Working data:
┄┄┄┄┄┄
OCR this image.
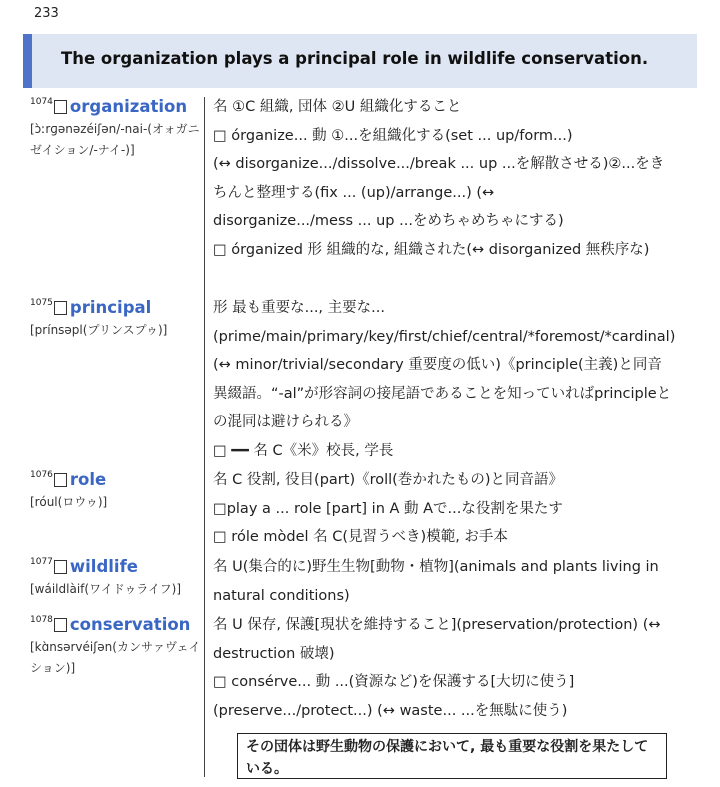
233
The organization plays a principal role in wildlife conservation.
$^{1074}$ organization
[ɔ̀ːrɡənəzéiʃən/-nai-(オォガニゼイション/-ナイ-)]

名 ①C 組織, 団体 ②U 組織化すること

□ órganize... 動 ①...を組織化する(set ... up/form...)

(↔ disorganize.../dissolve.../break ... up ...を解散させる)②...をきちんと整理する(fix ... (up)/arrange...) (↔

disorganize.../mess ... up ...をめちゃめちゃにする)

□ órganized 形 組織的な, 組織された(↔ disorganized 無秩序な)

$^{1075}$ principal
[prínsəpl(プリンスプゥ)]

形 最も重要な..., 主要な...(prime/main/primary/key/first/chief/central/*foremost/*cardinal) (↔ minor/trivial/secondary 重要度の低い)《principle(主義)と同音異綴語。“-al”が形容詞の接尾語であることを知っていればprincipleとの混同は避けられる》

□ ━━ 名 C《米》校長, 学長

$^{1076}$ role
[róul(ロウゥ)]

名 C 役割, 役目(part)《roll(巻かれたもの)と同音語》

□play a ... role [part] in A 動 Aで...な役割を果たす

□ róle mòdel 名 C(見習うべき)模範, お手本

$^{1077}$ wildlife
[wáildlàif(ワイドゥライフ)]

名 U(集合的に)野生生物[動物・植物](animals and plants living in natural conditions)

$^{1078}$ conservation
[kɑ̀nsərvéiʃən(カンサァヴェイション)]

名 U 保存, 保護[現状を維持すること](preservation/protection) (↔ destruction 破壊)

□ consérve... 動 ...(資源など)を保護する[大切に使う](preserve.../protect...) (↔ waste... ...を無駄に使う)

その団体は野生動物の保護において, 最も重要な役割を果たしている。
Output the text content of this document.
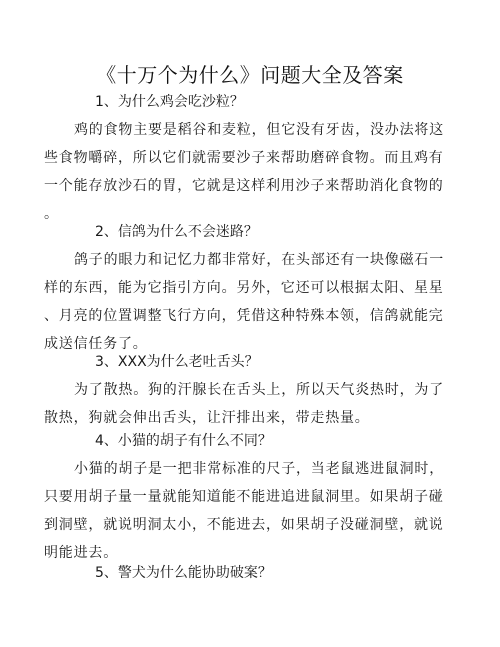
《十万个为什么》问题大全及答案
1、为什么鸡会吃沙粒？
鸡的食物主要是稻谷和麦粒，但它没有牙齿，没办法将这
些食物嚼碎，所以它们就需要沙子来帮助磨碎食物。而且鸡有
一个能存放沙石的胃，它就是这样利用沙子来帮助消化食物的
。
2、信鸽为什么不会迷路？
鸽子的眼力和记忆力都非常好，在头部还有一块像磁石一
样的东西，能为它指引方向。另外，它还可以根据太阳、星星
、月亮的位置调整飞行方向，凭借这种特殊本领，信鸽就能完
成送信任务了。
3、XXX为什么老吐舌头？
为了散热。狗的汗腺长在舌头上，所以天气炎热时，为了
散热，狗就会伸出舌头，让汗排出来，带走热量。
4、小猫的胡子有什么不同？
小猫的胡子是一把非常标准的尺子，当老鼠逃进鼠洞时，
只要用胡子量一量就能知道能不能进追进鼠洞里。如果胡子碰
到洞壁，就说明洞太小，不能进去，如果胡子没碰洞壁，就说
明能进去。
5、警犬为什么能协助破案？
┄┄┄┄┄┄
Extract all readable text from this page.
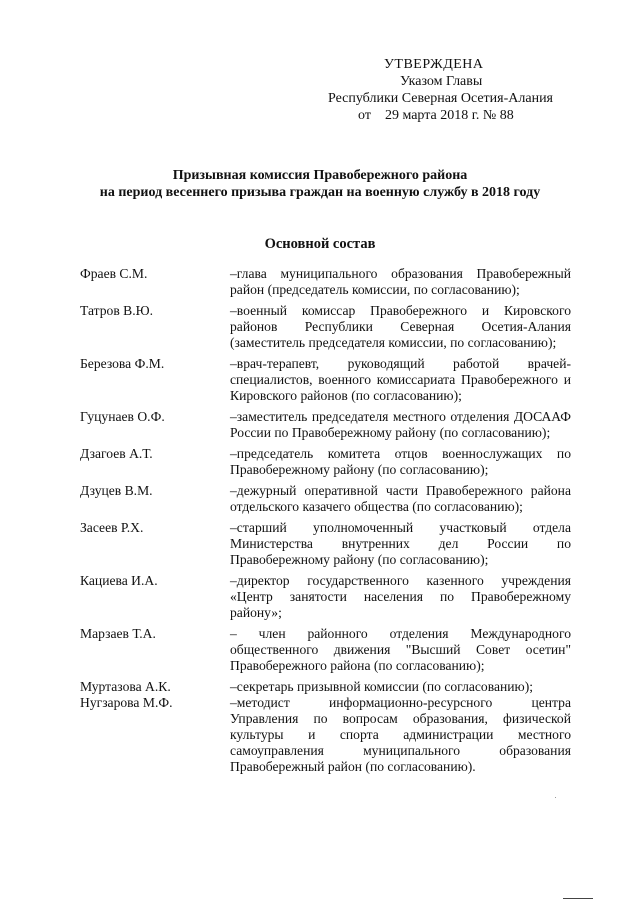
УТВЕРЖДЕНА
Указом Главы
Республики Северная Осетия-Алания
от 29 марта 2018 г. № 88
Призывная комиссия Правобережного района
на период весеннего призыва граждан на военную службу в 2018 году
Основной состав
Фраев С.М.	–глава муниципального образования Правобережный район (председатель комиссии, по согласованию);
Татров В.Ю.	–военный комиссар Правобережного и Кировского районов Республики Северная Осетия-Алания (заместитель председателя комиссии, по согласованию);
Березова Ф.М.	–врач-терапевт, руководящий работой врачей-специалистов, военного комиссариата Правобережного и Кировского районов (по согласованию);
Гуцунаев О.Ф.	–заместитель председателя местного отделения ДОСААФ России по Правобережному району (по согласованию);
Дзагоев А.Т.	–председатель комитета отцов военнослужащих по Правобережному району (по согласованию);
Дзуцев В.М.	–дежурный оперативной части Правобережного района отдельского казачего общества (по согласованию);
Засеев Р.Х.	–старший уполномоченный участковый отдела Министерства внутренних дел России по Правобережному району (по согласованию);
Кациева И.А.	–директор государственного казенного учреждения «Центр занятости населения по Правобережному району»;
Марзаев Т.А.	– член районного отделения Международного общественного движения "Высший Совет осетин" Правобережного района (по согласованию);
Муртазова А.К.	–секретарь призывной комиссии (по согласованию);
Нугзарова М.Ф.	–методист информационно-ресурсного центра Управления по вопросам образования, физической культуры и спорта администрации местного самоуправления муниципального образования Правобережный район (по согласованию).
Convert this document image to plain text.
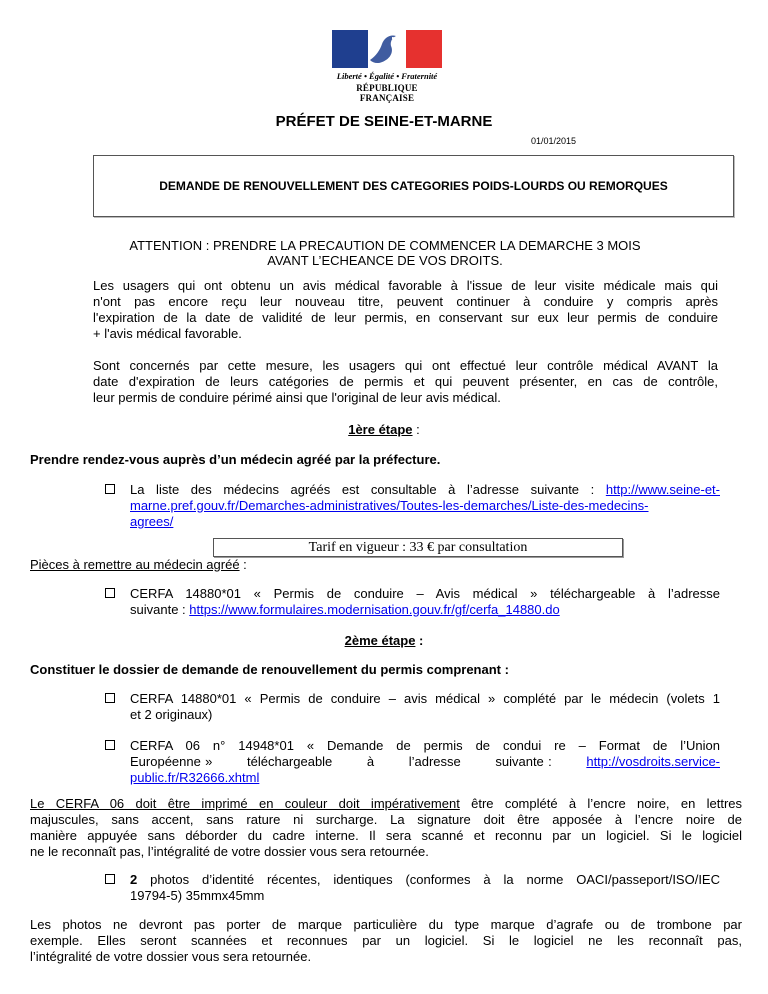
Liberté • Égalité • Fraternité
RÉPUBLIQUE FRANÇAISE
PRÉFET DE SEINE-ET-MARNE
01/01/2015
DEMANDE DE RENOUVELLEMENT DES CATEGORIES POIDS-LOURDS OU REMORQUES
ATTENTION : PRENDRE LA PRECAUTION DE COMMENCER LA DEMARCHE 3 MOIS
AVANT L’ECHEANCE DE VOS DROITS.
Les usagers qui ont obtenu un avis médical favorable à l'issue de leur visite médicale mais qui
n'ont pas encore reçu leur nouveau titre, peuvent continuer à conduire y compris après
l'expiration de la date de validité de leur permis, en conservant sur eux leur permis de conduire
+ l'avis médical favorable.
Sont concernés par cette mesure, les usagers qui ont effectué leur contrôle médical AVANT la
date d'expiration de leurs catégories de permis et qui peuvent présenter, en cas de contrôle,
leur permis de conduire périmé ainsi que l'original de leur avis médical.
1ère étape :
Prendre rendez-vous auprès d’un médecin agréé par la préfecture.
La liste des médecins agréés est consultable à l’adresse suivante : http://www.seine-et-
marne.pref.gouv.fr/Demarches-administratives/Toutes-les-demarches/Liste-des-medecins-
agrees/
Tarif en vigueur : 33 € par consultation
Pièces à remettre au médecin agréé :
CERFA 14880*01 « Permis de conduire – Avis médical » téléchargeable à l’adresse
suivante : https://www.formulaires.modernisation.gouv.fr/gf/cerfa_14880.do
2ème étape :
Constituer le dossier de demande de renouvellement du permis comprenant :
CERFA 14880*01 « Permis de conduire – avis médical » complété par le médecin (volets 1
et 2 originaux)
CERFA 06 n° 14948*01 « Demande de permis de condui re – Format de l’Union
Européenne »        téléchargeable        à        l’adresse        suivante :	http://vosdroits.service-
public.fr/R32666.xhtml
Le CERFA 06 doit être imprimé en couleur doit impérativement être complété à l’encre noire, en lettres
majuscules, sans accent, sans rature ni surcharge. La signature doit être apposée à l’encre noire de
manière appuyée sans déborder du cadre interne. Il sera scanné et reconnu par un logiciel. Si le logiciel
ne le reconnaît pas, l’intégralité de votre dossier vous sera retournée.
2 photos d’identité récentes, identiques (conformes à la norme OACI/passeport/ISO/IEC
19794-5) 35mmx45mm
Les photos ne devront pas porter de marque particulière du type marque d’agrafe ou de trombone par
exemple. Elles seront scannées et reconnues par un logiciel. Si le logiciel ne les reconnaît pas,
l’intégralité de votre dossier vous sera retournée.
┄┄┄┄┄┄
Aim: Check each line above for the word "logiciel" and say how many have it, with nothing else.

Answer to this exercise: 2